__Exercise objective__
Copy the data that follows, character for character, minus the pictures.

__Data for this exercise__

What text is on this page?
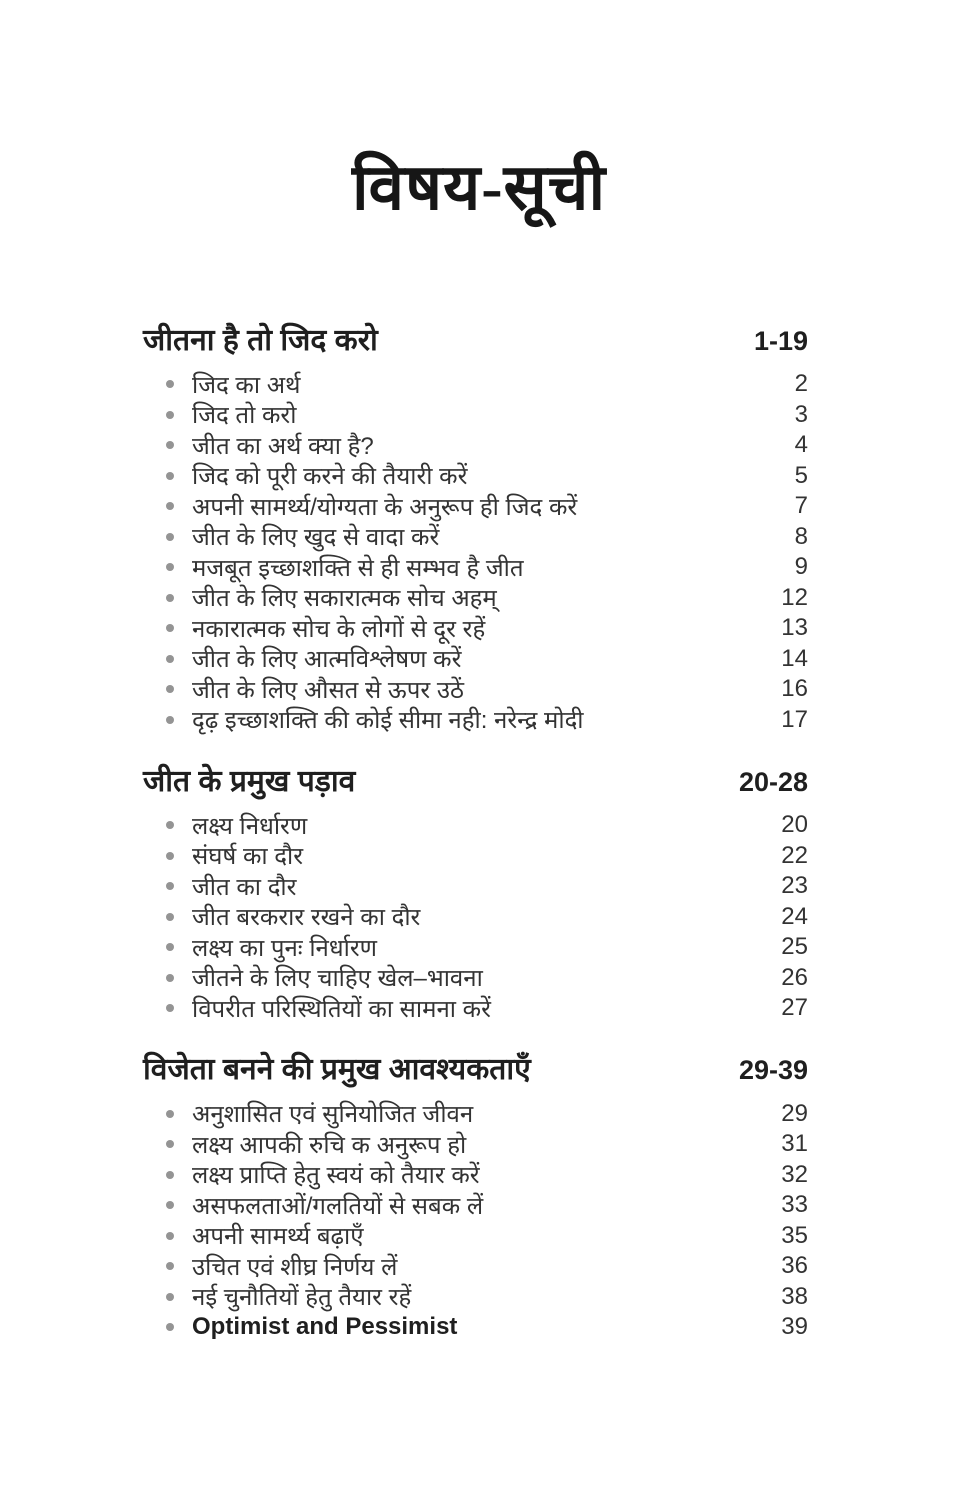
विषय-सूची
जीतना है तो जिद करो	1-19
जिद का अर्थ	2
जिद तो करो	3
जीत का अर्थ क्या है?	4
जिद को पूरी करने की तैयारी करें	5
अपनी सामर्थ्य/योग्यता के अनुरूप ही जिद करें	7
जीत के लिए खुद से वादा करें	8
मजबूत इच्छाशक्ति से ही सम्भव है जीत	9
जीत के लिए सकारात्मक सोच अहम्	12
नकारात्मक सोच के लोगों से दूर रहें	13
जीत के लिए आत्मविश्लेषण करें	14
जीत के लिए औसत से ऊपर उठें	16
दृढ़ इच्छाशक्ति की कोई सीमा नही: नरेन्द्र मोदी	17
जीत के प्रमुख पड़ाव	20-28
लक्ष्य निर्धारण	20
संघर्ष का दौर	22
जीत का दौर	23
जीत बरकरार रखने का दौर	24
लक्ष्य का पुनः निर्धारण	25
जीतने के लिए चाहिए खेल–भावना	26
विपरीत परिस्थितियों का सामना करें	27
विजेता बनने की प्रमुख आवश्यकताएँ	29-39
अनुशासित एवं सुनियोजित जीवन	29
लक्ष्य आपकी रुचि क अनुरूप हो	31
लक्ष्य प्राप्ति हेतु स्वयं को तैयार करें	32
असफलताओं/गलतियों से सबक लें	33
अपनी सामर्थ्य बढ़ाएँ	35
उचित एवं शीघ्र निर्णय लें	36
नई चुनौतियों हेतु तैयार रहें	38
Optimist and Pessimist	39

__Answer for this exercise__
What text is on this page?
विषय-सूची
जीतना है तो जिद करो	1-19
जिद का अर्थ	2
जिद तो करो	3
जीत का अर्थ क्या है?	4
जिद को पूरी करने की तैयारी करें	5
अपनी सामर्थ्य/योग्यता के अनुरूप ही जिद करें	7
जीत के लिए खुद से वादा करें	8
मजबूत इच्छाशक्ति से ही सम्भव है जीत	9
जीत के लिए सकारात्मक सोच अहम्	12
नकारात्मक सोच के लोगों से दूर रहें	13
जीत के लिए आत्मविश्लेषण करें	14
जीत के लिए औसत से ऊपर उठें	16
दृढ़ इच्छाशक्ति की कोई सीमा नही: नरेन्द्र मोदी	17
जीत के प्रमुख पड़ाव	20-28
लक्ष्य निर्धारण	20
संघर्ष का दौर	22
जीत का दौर	23
जीत बरकरार रखने का दौर	24
लक्ष्य का पुनः निर्धारण	25
जीतने के लिए चाहिए खेल–भावना	26
विपरीत परिस्थितियों का सामना करें	27
विजेता बनने की प्रमुख आवश्यकताएँ	29-39
अनुशासित एवं सुनियोजित जीवन	29
लक्ष्य आपकी रुचि क अनुरूप हो	31
लक्ष्य प्राप्ति हेतु स्वयं को तैयार करें	32
असफलताओं/गलतियों से सबक लें	33
अपनी सामर्थ्य बढ़ाएँ	35
उचित एवं शीघ्र निर्णय लें	36
नई चुनौतियों हेतु तैयार रहें	38
Optimist and Pessimist	39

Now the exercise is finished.